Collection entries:
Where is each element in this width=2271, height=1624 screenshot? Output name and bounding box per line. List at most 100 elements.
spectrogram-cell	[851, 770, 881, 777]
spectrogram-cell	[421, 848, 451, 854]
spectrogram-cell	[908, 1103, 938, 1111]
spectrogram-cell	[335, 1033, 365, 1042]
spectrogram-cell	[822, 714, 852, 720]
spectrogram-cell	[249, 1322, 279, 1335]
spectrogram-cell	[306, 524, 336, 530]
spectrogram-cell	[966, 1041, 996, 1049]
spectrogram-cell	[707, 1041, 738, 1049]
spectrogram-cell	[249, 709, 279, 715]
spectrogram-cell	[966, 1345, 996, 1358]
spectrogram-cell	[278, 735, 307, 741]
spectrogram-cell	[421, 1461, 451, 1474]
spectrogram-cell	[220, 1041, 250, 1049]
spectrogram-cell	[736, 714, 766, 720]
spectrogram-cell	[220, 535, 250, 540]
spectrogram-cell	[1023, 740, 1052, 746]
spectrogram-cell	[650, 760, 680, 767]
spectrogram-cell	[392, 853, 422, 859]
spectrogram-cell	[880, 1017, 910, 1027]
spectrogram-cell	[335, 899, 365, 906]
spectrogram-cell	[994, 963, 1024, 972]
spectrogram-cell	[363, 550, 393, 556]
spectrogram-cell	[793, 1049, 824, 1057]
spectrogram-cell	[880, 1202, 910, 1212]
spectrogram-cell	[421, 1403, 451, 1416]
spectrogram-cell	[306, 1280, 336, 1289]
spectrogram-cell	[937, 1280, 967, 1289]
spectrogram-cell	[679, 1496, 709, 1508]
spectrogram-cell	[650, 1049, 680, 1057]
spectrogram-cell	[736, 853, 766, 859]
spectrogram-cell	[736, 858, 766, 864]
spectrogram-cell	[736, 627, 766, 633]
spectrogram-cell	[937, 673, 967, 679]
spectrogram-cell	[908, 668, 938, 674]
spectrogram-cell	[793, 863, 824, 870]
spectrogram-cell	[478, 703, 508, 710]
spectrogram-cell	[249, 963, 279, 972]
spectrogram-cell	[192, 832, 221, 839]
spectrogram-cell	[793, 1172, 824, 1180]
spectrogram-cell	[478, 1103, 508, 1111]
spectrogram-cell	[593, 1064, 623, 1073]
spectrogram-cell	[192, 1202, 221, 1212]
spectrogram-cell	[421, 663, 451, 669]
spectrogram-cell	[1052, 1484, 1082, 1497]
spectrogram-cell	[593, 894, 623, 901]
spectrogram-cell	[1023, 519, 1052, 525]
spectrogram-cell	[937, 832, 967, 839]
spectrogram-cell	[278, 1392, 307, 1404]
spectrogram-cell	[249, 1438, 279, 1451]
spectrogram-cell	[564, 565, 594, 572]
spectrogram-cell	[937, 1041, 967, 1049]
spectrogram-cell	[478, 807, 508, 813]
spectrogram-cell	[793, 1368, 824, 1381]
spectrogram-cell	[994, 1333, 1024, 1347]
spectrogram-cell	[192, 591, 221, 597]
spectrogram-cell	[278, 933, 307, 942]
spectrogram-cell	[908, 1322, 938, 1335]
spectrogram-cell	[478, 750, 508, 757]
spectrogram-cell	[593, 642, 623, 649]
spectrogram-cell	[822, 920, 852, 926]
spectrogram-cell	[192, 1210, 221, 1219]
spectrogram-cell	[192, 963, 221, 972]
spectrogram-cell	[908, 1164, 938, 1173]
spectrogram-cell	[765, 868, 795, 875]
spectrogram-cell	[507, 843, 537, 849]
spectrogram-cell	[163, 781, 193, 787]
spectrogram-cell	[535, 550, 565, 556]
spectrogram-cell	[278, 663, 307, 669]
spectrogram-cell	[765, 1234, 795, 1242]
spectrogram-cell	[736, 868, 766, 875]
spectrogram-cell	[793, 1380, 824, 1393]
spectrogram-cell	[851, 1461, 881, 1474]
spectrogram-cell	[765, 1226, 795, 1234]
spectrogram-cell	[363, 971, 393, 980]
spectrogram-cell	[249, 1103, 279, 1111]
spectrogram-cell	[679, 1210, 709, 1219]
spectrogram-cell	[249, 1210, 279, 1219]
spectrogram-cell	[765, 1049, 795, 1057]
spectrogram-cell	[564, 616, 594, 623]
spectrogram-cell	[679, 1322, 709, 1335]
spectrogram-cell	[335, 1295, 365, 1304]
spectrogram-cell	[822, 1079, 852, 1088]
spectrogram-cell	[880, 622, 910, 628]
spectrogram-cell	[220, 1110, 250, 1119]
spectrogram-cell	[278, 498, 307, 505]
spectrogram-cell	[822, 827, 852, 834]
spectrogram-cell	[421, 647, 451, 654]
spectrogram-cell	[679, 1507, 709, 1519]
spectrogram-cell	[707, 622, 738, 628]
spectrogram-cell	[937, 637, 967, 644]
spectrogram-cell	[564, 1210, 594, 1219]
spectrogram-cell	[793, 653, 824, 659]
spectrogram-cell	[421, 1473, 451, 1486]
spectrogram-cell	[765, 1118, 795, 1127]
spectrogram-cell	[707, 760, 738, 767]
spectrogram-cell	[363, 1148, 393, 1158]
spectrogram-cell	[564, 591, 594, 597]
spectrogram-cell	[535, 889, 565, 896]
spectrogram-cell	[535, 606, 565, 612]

**SHORT EXERCISE:** Reproduce the entries above verbatim, from the first line through the line containing "853, 766, 859]", with both of these lines included.

**COMPLETED EXERCISE:**
Where is each element in this width=2271, height=1624 screenshot? Output name and bounding box per line. List at most 100 elements.
spectrogram-cell	[851, 770, 881, 777]
spectrogram-cell	[421, 848, 451, 854]
spectrogram-cell	[908, 1103, 938, 1111]
spectrogram-cell	[335, 1033, 365, 1042]
spectrogram-cell	[822, 714, 852, 720]
spectrogram-cell	[249, 1322, 279, 1335]
spectrogram-cell	[306, 524, 336, 530]
spectrogram-cell	[966, 1041, 996, 1049]
spectrogram-cell	[707, 1041, 738, 1049]
spectrogram-cell	[249, 709, 279, 715]
spectrogram-cell	[966, 1345, 996, 1358]
spectrogram-cell	[278, 735, 307, 741]
spectrogram-cell	[421, 1461, 451, 1474]
spectrogram-cell	[220, 1041, 250, 1049]
spectrogram-cell	[736, 714, 766, 720]
spectrogram-cell	[220, 535, 250, 540]
spectrogram-cell	[1023, 740, 1052, 746]
spectrogram-cell	[650, 760, 680, 767]
spectrogram-cell	[392, 853, 422, 859]
spectrogram-cell	[880, 1017, 910, 1027]
spectrogram-cell	[335, 899, 365, 906]
spectrogram-cell	[994, 963, 1024, 972]
spectrogram-cell	[363, 550, 393, 556]
spectrogram-cell	[793, 1049, 824, 1057]
spectrogram-cell	[880, 1202, 910, 1212]
spectrogram-cell	[421, 1403, 451, 1416]
spectrogram-cell	[306, 1280, 336, 1289]
spectrogram-cell	[937, 1280, 967, 1289]
spectrogram-cell	[679, 1496, 709, 1508]
spectrogram-cell	[650, 1049, 680, 1057]
spectrogram-cell	[736, 853, 766, 859]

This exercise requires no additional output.